What is expected
Exclude the pictures, then copy all remaining records exactly.

Available data
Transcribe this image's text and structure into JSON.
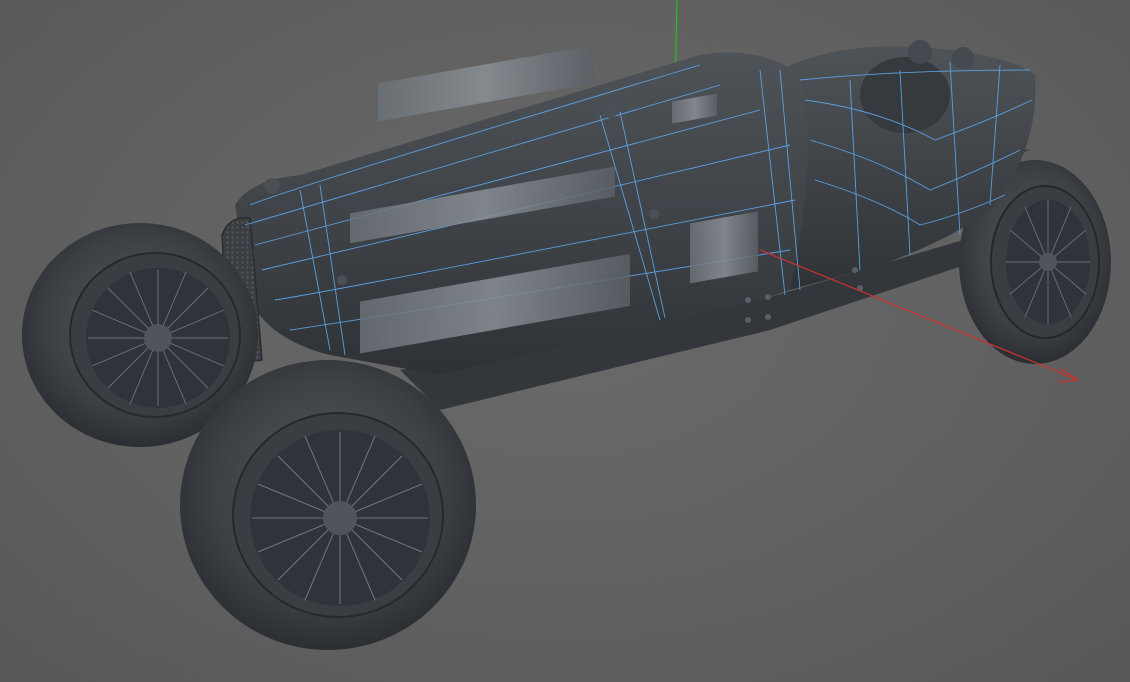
{
  "viewport": {
    "background_color": "#616161",
    "model_color": "#3f4348",
    "wireframe_color": "#5fa8f0",
    "axes": {
      "x_color": "#d03030",
      "y_color": "#22c02a"
    }
  },
  "model": {
    "wheel_icon": "wire-spoke-wheel",
    "engine_icon": "louvered-bonnet"
  }
}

Final result
Transcribe this image's text and structure into JSON.
{
  "viewport": {
    "background_color": "#616161",
    "model_color": "#3f4348",
    "wireframe_color": "#5fa8f0",
    "axes": {
      "x_color": "#d03030",
      "y_color": "#22c02a"
    }
  },
  "model": {
    "wheel_icon": "wire-spoke-wheel",
    "engine_icon": "louvered-bonnet"
  }
}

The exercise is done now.